Task prompt => Reproduce the records below exactly as they appear, omitting any pictures they contain.

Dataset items
....

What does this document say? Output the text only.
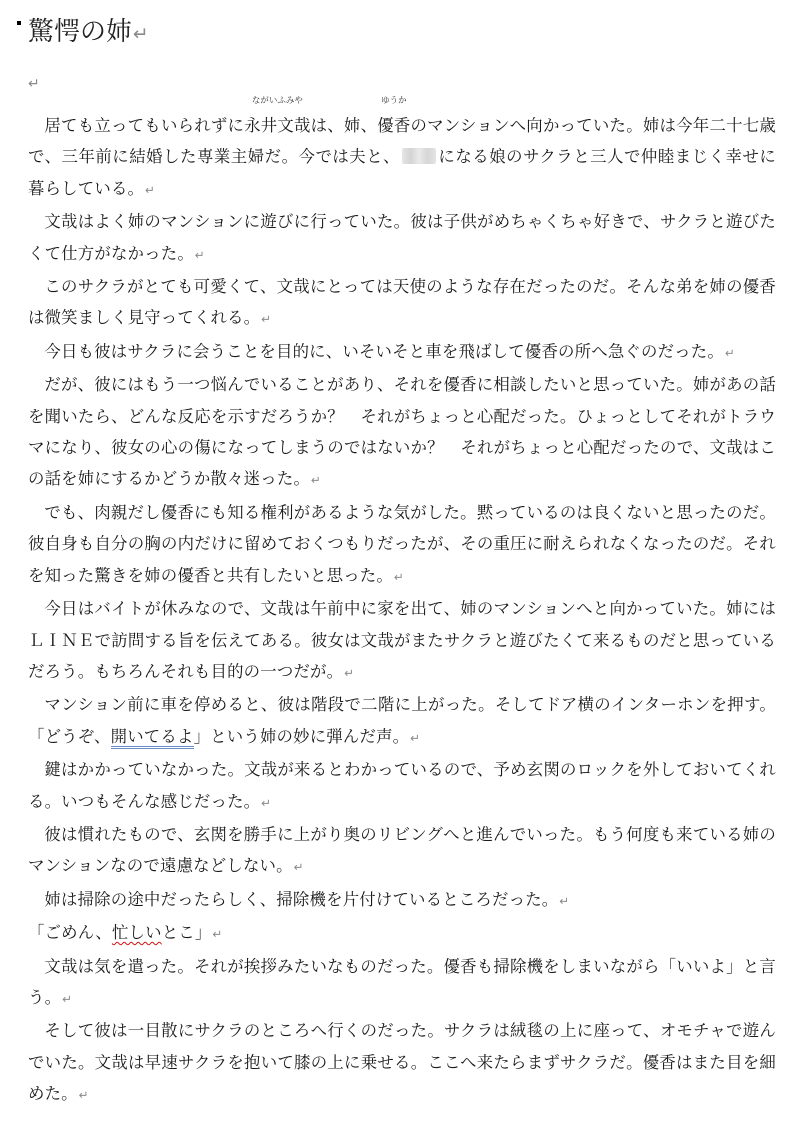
驚愕の姉↵
↵

居ても立ってもいられずに
ながいふみや
永井文哉は、姉、
ゆうか
優香のマンションへ向かっていた。姉は今年二十七歳で、三年前に結婚した専業主婦だ。今では夫と、 になる娘のサクラと三人で仲睦まじく幸せに暮らしている。↵

文哉はよく姉のマンションに遊びに行っていた。彼は子供がめちゃくちゃ好きで、サクラと遊びたくて仕方がなかった。↵

このサクラがとても可愛くて、文哉にとっては天使のような存在だったのだ。そんな弟を姉の優香は微笑ましく見守ってくれる。↵

今日も彼はサクラに会うことを目的に、いそいそと車を飛ばして優香の所へ急ぐのだった。↵

だが、彼にはもう一つ悩んでいることがあり、それを優香に相談したいと思っていた。姉があの話を聞いたら、どんな反応を示すだろうか？　それがちょっと心配だった。ひょっとしてそれがトラウマになり、彼女の心の傷になってしまうのではないか？　それがちょっと心配だったので、文哉はこの話を姉にするかどうか散々迷った。↵

でも、肉親だし優香にも知る権利があるような気がした。黙っているのは良くないと思ったのだ。彼自身も自分の胸の内だけに留めておくつもりだったが、その重圧に耐えられなくなったのだ。それを知った驚きを姉の優香と共有したいと思った。↵

今日はバイトが休みなので、文哉は午前中に家を出て、姉のマンションへと向かっていた。姉にはＬＩＮＥで訪問する旨を伝えてある。彼女は文哉がまたサクラと遊びたくて来るものだと思っているだろう。もちろんそれも目的の一つだが。↵

マンション前に車を停めると、彼は階段で二階に上がった。そしてドア横のインターホンを押す。「どうぞ、開いてるよ」という姉の妙に弾んだ声。↵

鍵はかかっていなかった。文哉が来るとわかっているので、予め玄関のロックを外しておいてくれる。いつもそんな感じだった。↵

彼は慣れたもので、玄関を勝手に上がり奥のリビングへと進んでいった。もう何度も来ている姉のマンションなので遠慮などしない。↵

姉は掃除の途中だったらしく、掃除機を片付けているところだった。↵

「ごめん、忙しいとこ」↵

文哉は気を遣った。それが挨拶みたいなものだった。優香も掃除機をしまいながら「いいよ」と言う。↵

そして彼は一目散にサクラのところへ行くのだった。サクラは絨毯の上に座って、オモチャで遊んでいた。文哉は早速サクラを抱いて膝の上に乗せる。ここへ来たらまずサクラだ。優香はまた目を細めた。↵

....

Solution for this task =>
What does this document say? Output the text only.
驚愕の姉↵
↵

居ても立ってもいられずに
ながいふみや
永井文哉は、姉、
ゆうか
優香のマンションへ向かっていた。姉は今年二十七歳で、三年前に結婚した専業主婦だ。今では夫と、 になる娘のサクラと三人で仲睦まじく幸せに暮らしている。↵

文哉はよく姉のマンションに遊びに行っていた。彼は子供がめちゃくちゃ好きで、サクラと遊びたくて仕方がなかった。↵

このサクラがとても可愛くて、文哉にとっては天使のような存在だったのだ。そんな弟を姉の優香は微笑ましく見守ってくれる。↵

今日も彼はサクラに会うことを目的に、いそいそと車を飛ばして優香の所へ急ぐのだった。↵

だが、彼にはもう一つ悩んでいることがあり、それを優香に相談したいと思っていた。姉があの話を聞いたら、どんな反応を示すだろうか？　それがちょっと心配だった。ひょっとしてそれがトラウマになり、彼女の心の傷になってしまうのではないか？　それがちょっと心配だったので、文哉はこの話を姉にするかどうか散々迷った。↵

でも、肉親だし優香にも知る権利があるような気がした。黙っているのは良くないと思ったのだ。彼自身も自分の胸の内だけに留めておくつもりだったが、その重圧に耐えられなくなったのだ。それを知った驚きを姉の優香と共有したいと思った。↵

今日はバイトが休みなので、文哉は午前中に家を出て、姉のマンションへと向かっていた。姉にはＬＩＮＥで訪問する旨を伝えてある。彼女は文哉がまたサクラと遊びたくて来るものだと思っているだろう。もちろんそれも目的の一つだが。↵

マンション前に車を停めると、彼は階段で二階に上がった。そしてドア横のインターホンを押す。「どうぞ、開いてるよ」という姉の妙に弾んだ声。↵

鍵はかかっていなかった。文哉が来るとわかっているので、予め玄関のロックを外しておいてくれる。いつもそんな感じだった。↵

彼は慣れたもので、玄関を勝手に上がり奥のリビングへと進んでいった。もう何度も来ている姉のマンションなので遠慮などしない。↵

姉は掃除の途中だったらしく、掃除機を片付けているところだった。↵

「ごめん、忙しいとこ」↵

文哉は気を遣った。それが挨拶みたいなものだった。優香も掃除機をしまいながら「いいよ」と言う。↵

そして彼は一目散にサクラのところへ行くのだった。サクラは絨毯の上に座って、オモチャで遊んでいた。文哉は早速サクラを抱いて膝の上に乗せる。ここへ来たらまずサクラだ。優香はまた目を細めた。↵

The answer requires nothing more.